What you need to do: From the entries below, copy every line where the string "text" appears.

Given entries:
START

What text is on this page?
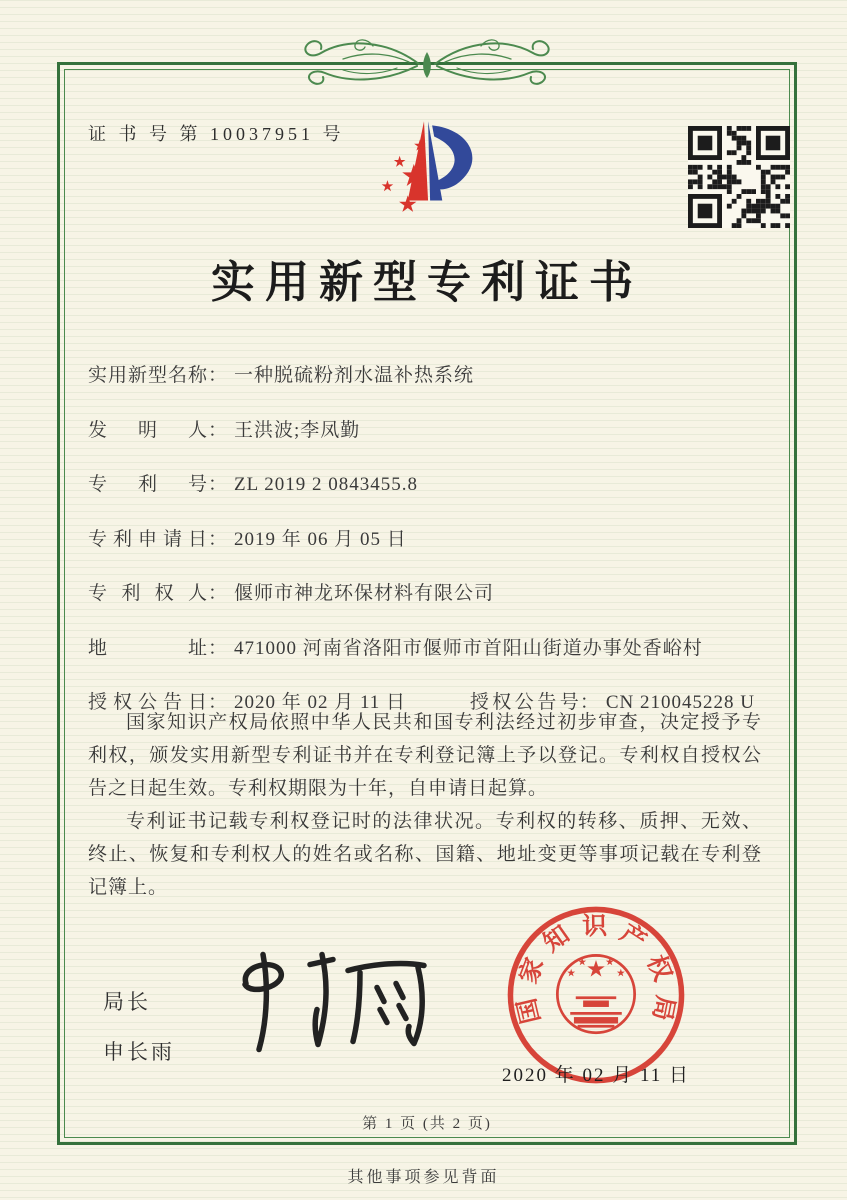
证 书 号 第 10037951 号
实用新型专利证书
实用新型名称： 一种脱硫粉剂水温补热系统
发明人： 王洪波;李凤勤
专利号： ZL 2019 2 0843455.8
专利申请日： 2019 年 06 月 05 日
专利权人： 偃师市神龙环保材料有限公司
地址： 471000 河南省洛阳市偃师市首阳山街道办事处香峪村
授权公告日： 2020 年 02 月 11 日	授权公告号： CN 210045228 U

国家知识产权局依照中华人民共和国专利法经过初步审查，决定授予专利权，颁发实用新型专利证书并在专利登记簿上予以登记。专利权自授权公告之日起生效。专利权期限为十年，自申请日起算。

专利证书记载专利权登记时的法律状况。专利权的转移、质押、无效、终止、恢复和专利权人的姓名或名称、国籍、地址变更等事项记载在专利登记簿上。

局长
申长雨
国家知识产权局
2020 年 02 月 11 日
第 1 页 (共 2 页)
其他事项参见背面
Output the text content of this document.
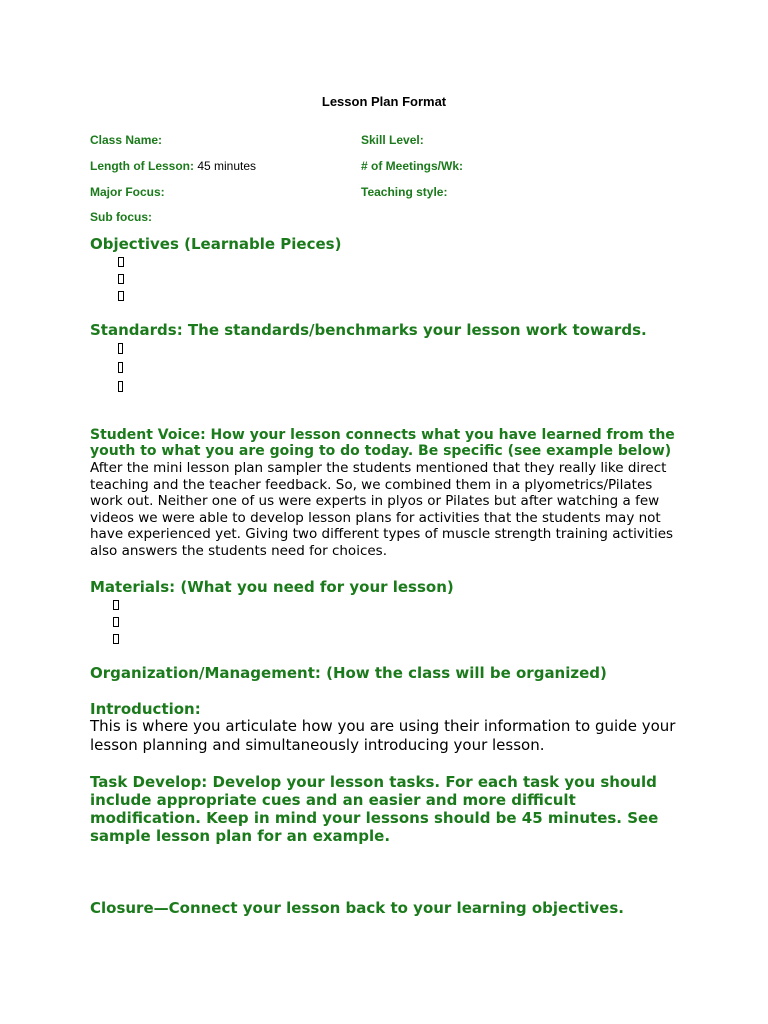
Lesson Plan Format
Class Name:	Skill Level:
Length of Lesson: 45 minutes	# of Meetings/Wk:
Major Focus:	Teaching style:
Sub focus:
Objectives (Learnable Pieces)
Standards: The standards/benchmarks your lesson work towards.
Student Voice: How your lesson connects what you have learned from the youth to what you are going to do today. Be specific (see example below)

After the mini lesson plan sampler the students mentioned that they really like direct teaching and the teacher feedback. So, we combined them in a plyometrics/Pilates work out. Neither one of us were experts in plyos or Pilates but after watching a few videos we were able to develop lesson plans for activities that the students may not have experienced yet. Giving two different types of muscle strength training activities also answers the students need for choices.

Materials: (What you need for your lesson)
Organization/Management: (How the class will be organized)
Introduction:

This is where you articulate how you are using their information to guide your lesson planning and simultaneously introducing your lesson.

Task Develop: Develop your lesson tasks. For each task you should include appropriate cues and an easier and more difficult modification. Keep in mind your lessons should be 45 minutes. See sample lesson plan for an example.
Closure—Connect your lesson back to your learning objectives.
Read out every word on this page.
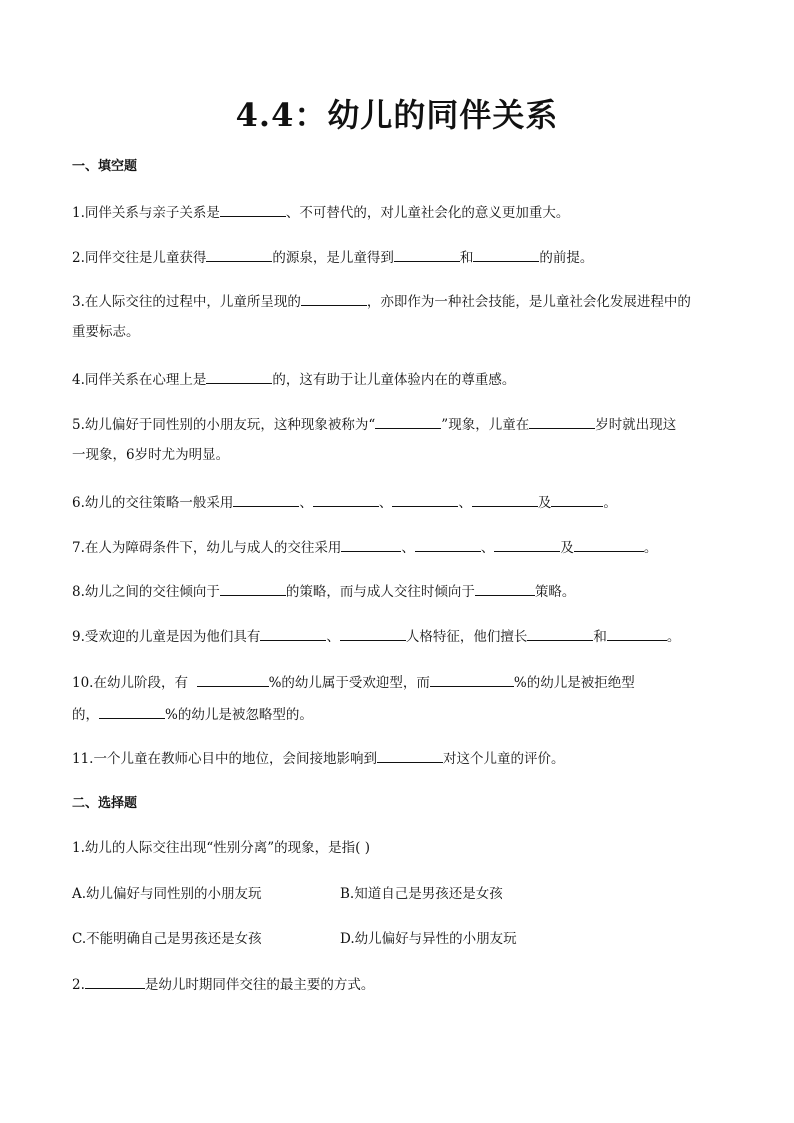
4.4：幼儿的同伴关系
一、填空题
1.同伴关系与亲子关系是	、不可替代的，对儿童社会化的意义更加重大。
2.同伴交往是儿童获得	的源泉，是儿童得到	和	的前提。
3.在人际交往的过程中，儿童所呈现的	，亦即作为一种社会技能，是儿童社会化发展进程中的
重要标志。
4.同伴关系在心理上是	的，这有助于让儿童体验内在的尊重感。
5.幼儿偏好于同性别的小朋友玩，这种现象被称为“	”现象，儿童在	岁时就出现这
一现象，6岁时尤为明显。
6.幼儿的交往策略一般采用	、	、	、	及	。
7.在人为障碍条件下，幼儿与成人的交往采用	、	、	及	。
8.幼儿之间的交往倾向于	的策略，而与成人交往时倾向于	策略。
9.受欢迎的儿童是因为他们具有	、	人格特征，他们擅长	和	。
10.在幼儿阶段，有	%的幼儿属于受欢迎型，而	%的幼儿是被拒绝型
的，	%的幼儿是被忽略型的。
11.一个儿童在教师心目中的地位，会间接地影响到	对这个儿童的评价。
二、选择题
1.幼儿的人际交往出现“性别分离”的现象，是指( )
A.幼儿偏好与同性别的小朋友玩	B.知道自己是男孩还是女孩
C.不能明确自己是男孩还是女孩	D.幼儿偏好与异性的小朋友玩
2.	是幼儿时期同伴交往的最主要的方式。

END

Written reply:
What text is on this page?
Output the text content of this document.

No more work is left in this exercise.